[DATA RECORDS start]

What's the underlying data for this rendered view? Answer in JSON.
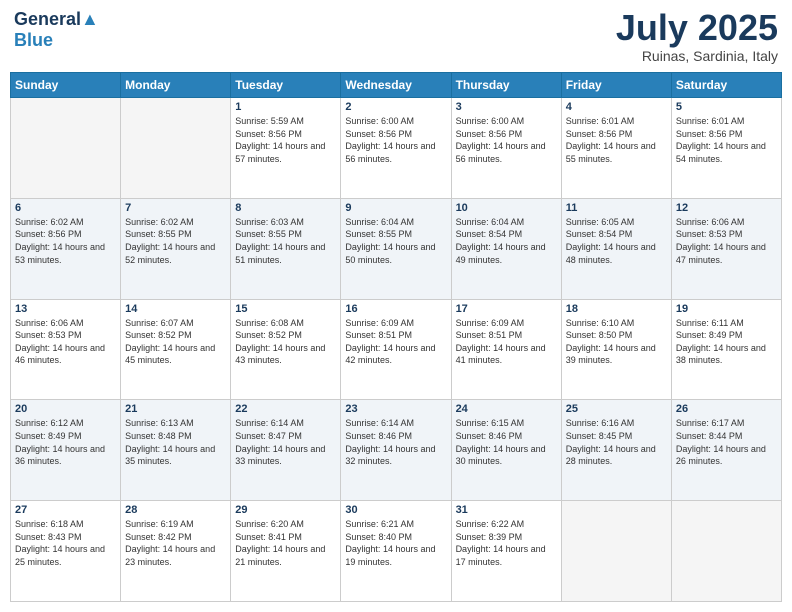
{
  "header": {
    "logo_line1": "General",
    "logo_line2": "Blue",
    "month": "July 2025",
    "location": "Ruinas, Sardinia, Italy"
  },
  "days_of_week": [
    "Sunday",
    "Monday",
    "Tuesday",
    "Wednesday",
    "Thursday",
    "Friday",
    "Saturday"
  ],
  "weeks": [
    [
      {
        "day": "",
        "sunrise": "",
        "sunset": "",
        "daylight": ""
      },
      {
        "day": "",
        "sunrise": "",
        "sunset": "",
        "daylight": ""
      },
      {
        "day": "1",
        "sunrise": "Sunrise: 5:59 AM",
        "sunset": "Sunset: 8:56 PM",
        "daylight": "Daylight: 14 hours and 57 minutes."
      },
      {
        "day": "2",
        "sunrise": "Sunrise: 6:00 AM",
        "sunset": "Sunset: 8:56 PM",
        "daylight": "Daylight: 14 hours and 56 minutes."
      },
      {
        "day": "3",
        "sunrise": "Sunrise: 6:00 AM",
        "sunset": "Sunset: 8:56 PM",
        "daylight": "Daylight: 14 hours and 56 minutes."
      },
      {
        "day": "4",
        "sunrise": "Sunrise: 6:01 AM",
        "sunset": "Sunset: 8:56 PM",
        "daylight": "Daylight: 14 hours and 55 minutes."
      },
      {
        "day": "5",
        "sunrise": "Sunrise: 6:01 AM",
        "sunset": "Sunset: 8:56 PM",
        "daylight": "Daylight: 14 hours and 54 minutes."
      }
    ],
    [
      {
        "day": "6",
        "sunrise": "Sunrise: 6:02 AM",
        "sunset": "Sunset: 8:56 PM",
        "daylight": "Daylight: 14 hours and 53 minutes."
      },
      {
        "day": "7",
        "sunrise": "Sunrise: 6:02 AM",
        "sunset": "Sunset: 8:55 PM",
        "daylight": "Daylight: 14 hours and 52 minutes."
      },
      {
        "day": "8",
        "sunrise": "Sunrise: 6:03 AM",
        "sunset": "Sunset: 8:55 PM",
        "daylight": "Daylight: 14 hours and 51 minutes."
      },
      {
        "day": "9",
        "sunrise": "Sunrise: 6:04 AM",
        "sunset": "Sunset: 8:55 PM",
        "daylight": "Daylight: 14 hours and 50 minutes."
      },
      {
        "day": "10",
        "sunrise": "Sunrise: 6:04 AM",
        "sunset": "Sunset: 8:54 PM",
        "daylight": "Daylight: 14 hours and 49 minutes."
      },
      {
        "day": "11",
        "sunrise": "Sunrise: 6:05 AM",
        "sunset": "Sunset: 8:54 PM",
        "daylight": "Daylight: 14 hours and 48 minutes."
      },
      {
        "day": "12",
        "sunrise": "Sunrise: 6:06 AM",
        "sunset": "Sunset: 8:53 PM",
        "daylight": "Daylight: 14 hours and 47 minutes."
      }
    ],
    [
      {
        "day": "13",
        "sunrise": "Sunrise: 6:06 AM",
        "sunset": "Sunset: 8:53 PM",
        "daylight": "Daylight: 14 hours and 46 minutes."
      },
      {
        "day": "14",
        "sunrise": "Sunrise: 6:07 AM",
        "sunset": "Sunset: 8:52 PM",
        "daylight": "Daylight: 14 hours and 45 minutes."
      },
      {
        "day": "15",
        "sunrise": "Sunrise: 6:08 AM",
        "sunset": "Sunset: 8:52 PM",
        "daylight": "Daylight: 14 hours and 43 minutes."
      },
      {
        "day": "16",
        "sunrise": "Sunrise: 6:09 AM",
        "sunset": "Sunset: 8:51 PM",
        "daylight": "Daylight: 14 hours and 42 minutes."
      },
      {
        "day": "17",
        "sunrise": "Sunrise: 6:09 AM",
        "sunset": "Sunset: 8:51 PM",
        "daylight": "Daylight: 14 hours and 41 minutes."
      },
      {
        "day": "18",
        "sunrise": "Sunrise: 6:10 AM",
        "sunset": "Sunset: 8:50 PM",
        "daylight": "Daylight: 14 hours and 39 minutes."
      },
      {
        "day": "19",
        "sunrise": "Sunrise: 6:11 AM",
        "sunset": "Sunset: 8:49 PM",
        "daylight": "Daylight: 14 hours and 38 minutes."
      }
    ],
    [
      {
        "day": "20",
        "sunrise": "Sunrise: 6:12 AM",
        "sunset": "Sunset: 8:49 PM",
        "daylight": "Daylight: 14 hours and 36 minutes."
      },
      {
        "day": "21",
        "sunrise": "Sunrise: 6:13 AM",
        "sunset": "Sunset: 8:48 PM",
        "daylight": "Daylight: 14 hours and 35 minutes."
      },
      {
        "day": "22",
        "sunrise": "Sunrise: 6:14 AM",
        "sunset": "Sunset: 8:47 PM",
        "daylight": "Daylight: 14 hours and 33 minutes."
      },
      {
        "day": "23",
        "sunrise": "Sunrise: 6:14 AM",
        "sunset": "Sunset: 8:46 PM",
        "daylight": "Daylight: 14 hours and 32 minutes."
      },
      {
        "day": "24",
        "sunrise": "Sunrise: 6:15 AM",
        "sunset": "Sunset: 8:46 PM",
        "daylight": "Daylight: 14 hours and 30 minutes."
      },
      {
        "day": "25",
        "sunrise": "Sunrise: 6:16 AM",
        "sunset": "Sunset: 8:45 PM",
        "daylight": "Daylight: 14 hours and 28 minutes."
      },
      {
        "day": "26",
        "sunrise": "Sunrise: 6:17 AM",
        "sunset": "Sunset: 8:44 PM",
        "daylight": "Daylight: 14 hours and 26 minutes."
      }
    ],
    [
      {
        "day": "27",
        "sunrise": "Sunrise: 6:18 AM",
        "sunset": "Sunset: 8:43 PM",
        "daylight": "Daylight: 14 hours and 25 minutes."
      },
      {
        "day": "28",
        "sunrise": "Sunrise: 6:19 AM",
        "sunset": "Sunset: 8:42 PM",
        "daylight": "Daylight: 14 hours and 23 minutes."
      },
      {
        "day": "29",
        "sunrise": "Sunrise: 6:20 AM",
        "sunset": "Sunset: 8:41 PM",
        "daylight": "Daylight: 14 hours and 21 minutes."
      },
      {
        "day": "30",
        "sunrise": "Sunrise: 6:21 AM",
        "sunset": "Sunset: 8:40 PM",
        "daylight": "Daylight: 14 hours and 19 minutes."
      },
      {
        "day": "31",
        "sunrise": "Sunrise: 6:22 AM",
        "sunset": "Sunset: 8:39 PM",
        "daylight": "Daylight: 14 hours and 17 minutes."
      },
      {
        "day": "",
        "sunrise": "",
        "sunset": "",
        "daylight": ""
      },
      {
        "day": "",
        "sunrise": "",
        "sunset": "",
        "daylight": ""
      }
    ]
  ]
}
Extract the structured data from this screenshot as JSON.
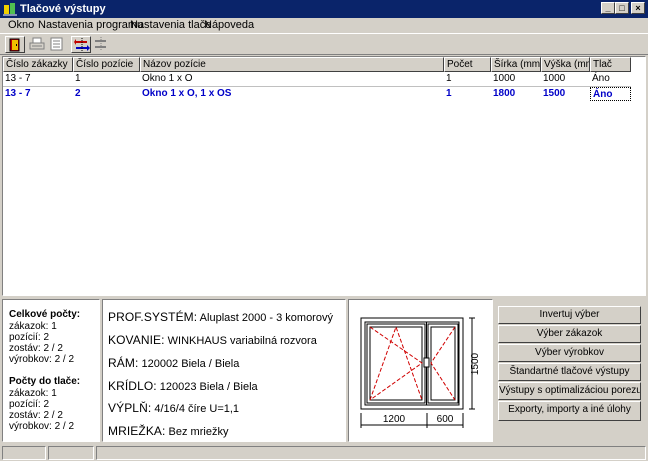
{
  "window": {
    "title": "Tlačové výstupy"
  },
  "menu": {
    "items": [
      "Okno",
      "Nastavenia programu",
      "Nastavenia tlače",
      "Nápoveda"
    ]
  },
  "toolbar": {
    "buttons": [
      "exit-icon",
      "print-icon",
      "print-preview-icon",
      "swap-arrows-icon",
      "swap-arrows-disabled-icon"
    ]
  },
  "table": {
    "columns": [
      "Číslo zákazky",
      "Číslo pozície",
      "Názov pozície",
      "Počet",
      "Šírka (mm)",
      "Výška (mm)",
      "Tlač"
    ],
    "rows": [
      {
        "zakazka": "13    - 7",
        "pozicia": "1",
        "nazov": "Okno 1 x O",
        "pocet": "1",
        "sirka": "1000",
        "vyska": "1000",
        "tlac": "Áno"
      },
      {
        "zakazka": "13    - 7",
        "pozicia": "2",
        "nazov": "Okno 1 x O, 1 x OS",
        "pocet": "1",
        "sirka": "1800",
        "vyska": "1500",
        "tlac": "Áno"
      }
    ]
  },
  "counts": {
    "total_title": "Celkové počty:",
    "total_lines": [
      "zákazok: 1",
      "pozícií: 2",
      "zostáv: 2 / 2",
      "výrobkov: 2 / 2"
    ],
    "print_title": "Počty do tlače:",
    "print_lines": [
      "zákazok: 1",
      "pozícií: 2",
      "zostáv: 2 / 2",
      "výrobkov: 2 / 2"
    ]
  },
  "info": [
    {
      "label": "PROF.SYSTÉM:",
      "value": "Aluplast 2000 - 3 komorový"
    },
    {
      "label": "KOVANIE:",
      "value": "WINKHAUS variabilná rozvora"
    },
    {
      "label": "RÁM:",
      "value": "120002 Biela / Biela"
    },
    {
      "label": "KRÍDLO:",
      "value": "120023 Biela / Biela"
    },
    {
      "label": "VÝPLŇ:",
      "value": "4/16/4 číre U=1,1"
    },
    {
      "label": "MRIEŽKA:",
      "value": "Bez mriežky"
    }
  ],
  "drawing": {
    "dim_left": "1200",
    "dim_right": "600",
    "dim_height": "1500"
  },
  "buttons": [
    "Invertuj výber",
    "Výber zákazok",
    "Výber výrobkov",
    "Štandartné tlačové výstupy",
    "Výstupy s optimalizáciou porezu",
    "Exporty, importy a iné úlohy"
  ],
  "colors": {
    "title_bar": "#0a246a",
    "selected_row": "#0000c8",
    "face": "#d4d0c8"
  }
}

[DATA RECORDS end]

THE REQUEST: Copy out every line of the material above that mentions the word "arrows".

SOLVED EXERCISE:
      "swap-arrows-icon",
      "swap-arrows-disabled-icon"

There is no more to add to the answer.